**Goal of the exercise:**
Identify each line below containing the string "восстановления" and copy it.

**Items:**
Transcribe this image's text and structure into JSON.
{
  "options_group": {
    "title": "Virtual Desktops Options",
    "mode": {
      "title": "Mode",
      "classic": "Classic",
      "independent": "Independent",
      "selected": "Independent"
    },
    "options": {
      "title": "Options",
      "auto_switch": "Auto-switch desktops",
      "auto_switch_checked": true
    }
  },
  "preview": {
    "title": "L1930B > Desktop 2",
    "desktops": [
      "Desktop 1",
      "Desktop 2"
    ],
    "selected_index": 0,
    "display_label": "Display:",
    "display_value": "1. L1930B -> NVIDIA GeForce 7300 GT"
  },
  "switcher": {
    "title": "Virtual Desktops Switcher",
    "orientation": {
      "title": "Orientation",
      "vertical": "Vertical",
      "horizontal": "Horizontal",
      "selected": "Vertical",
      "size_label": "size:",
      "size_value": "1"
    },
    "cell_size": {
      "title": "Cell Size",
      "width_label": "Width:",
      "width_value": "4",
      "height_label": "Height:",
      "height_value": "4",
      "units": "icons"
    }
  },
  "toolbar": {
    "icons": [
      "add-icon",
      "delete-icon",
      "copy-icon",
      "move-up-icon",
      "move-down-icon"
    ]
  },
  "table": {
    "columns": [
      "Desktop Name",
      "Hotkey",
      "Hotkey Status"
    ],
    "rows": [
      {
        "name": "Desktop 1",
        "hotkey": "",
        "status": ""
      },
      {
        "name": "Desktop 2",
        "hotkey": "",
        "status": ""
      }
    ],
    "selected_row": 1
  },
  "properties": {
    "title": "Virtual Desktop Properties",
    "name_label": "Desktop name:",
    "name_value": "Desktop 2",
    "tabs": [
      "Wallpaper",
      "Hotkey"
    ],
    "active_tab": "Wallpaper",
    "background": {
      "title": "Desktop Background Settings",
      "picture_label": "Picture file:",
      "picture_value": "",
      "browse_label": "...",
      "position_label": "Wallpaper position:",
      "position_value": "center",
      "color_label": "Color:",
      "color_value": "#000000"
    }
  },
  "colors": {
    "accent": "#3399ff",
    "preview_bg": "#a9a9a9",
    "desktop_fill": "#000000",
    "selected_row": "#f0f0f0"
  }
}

...

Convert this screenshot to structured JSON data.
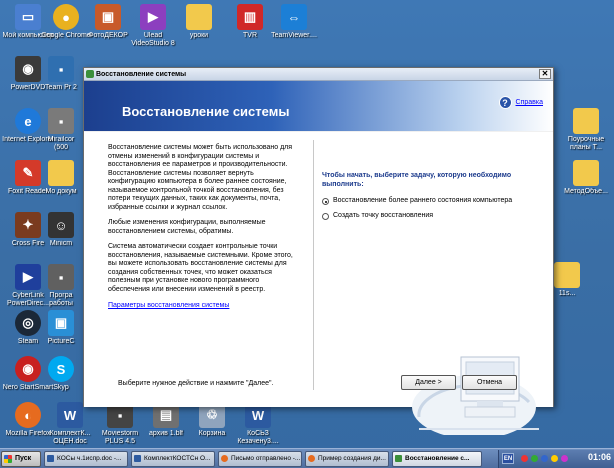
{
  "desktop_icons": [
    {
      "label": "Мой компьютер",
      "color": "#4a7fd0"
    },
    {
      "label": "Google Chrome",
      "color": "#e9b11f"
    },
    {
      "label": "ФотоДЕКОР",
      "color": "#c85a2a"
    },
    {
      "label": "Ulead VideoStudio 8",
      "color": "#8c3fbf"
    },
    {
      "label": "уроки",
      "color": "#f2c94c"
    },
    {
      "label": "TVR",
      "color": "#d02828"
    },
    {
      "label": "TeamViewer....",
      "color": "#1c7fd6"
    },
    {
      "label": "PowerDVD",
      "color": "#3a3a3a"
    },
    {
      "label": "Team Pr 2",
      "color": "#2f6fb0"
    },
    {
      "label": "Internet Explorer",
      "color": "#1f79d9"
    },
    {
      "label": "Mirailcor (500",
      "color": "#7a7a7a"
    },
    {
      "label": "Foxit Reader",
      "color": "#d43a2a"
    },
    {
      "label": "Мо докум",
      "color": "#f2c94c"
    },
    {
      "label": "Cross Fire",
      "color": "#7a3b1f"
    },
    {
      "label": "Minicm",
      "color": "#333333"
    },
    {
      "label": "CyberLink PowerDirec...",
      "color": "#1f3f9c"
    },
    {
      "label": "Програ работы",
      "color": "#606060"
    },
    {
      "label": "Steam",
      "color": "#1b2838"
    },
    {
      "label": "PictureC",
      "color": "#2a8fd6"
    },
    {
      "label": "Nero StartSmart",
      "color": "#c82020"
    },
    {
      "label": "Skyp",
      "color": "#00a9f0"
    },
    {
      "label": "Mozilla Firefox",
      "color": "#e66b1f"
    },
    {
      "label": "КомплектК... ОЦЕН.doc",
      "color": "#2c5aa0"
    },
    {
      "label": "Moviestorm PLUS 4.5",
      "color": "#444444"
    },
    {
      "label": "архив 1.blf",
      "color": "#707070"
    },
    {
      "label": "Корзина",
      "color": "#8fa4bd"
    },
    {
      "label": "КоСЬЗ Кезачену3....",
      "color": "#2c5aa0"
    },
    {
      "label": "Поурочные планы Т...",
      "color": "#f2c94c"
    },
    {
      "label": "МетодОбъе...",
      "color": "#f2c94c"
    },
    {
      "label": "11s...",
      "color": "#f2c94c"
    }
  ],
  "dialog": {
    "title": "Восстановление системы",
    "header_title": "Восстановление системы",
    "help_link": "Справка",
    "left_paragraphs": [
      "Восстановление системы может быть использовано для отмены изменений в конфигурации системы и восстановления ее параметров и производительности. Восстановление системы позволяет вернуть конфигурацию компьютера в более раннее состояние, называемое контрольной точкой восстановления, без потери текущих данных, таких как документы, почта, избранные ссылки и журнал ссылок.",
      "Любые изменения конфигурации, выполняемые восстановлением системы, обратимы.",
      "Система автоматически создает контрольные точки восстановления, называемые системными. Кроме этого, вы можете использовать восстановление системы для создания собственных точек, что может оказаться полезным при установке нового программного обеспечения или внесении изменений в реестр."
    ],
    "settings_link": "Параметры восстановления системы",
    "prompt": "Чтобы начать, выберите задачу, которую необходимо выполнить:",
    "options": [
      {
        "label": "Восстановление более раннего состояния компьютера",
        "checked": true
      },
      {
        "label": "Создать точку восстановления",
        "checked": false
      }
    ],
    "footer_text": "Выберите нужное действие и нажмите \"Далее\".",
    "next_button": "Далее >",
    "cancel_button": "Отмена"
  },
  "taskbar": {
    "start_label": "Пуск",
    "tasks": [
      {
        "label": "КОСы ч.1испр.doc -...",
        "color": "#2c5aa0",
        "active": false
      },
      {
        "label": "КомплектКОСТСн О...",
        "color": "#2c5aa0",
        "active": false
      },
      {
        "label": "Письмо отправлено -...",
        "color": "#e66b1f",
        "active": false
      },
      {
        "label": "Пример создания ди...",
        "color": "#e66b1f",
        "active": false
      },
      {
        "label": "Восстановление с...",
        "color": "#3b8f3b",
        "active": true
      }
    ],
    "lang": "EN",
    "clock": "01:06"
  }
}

**Solution to this task:**
      "Восстановление системы может быть использовано для отмены изменений в конфигурации системы и восстановления ее параметров и производительности. Восстановление системы позволяет вернуть конфигурацию компьютера в более раннее состояние, называемое контрольной точкой восстановления, без потери текущих данных, таких как документы, почта, избранные ссылки и журнал ссылок.",
      "Система автоматически создает контрольные точки восстановления, называемые системными. Кроме этого, вы можете использовать восстановление системы для создания собственных точек, что может оказаться полезным при установке нового программного обеспечения или внесении изменений в реестр."
    "settings_link": "Параметры восстановления системы",
        "label": "Создать точку восстановления",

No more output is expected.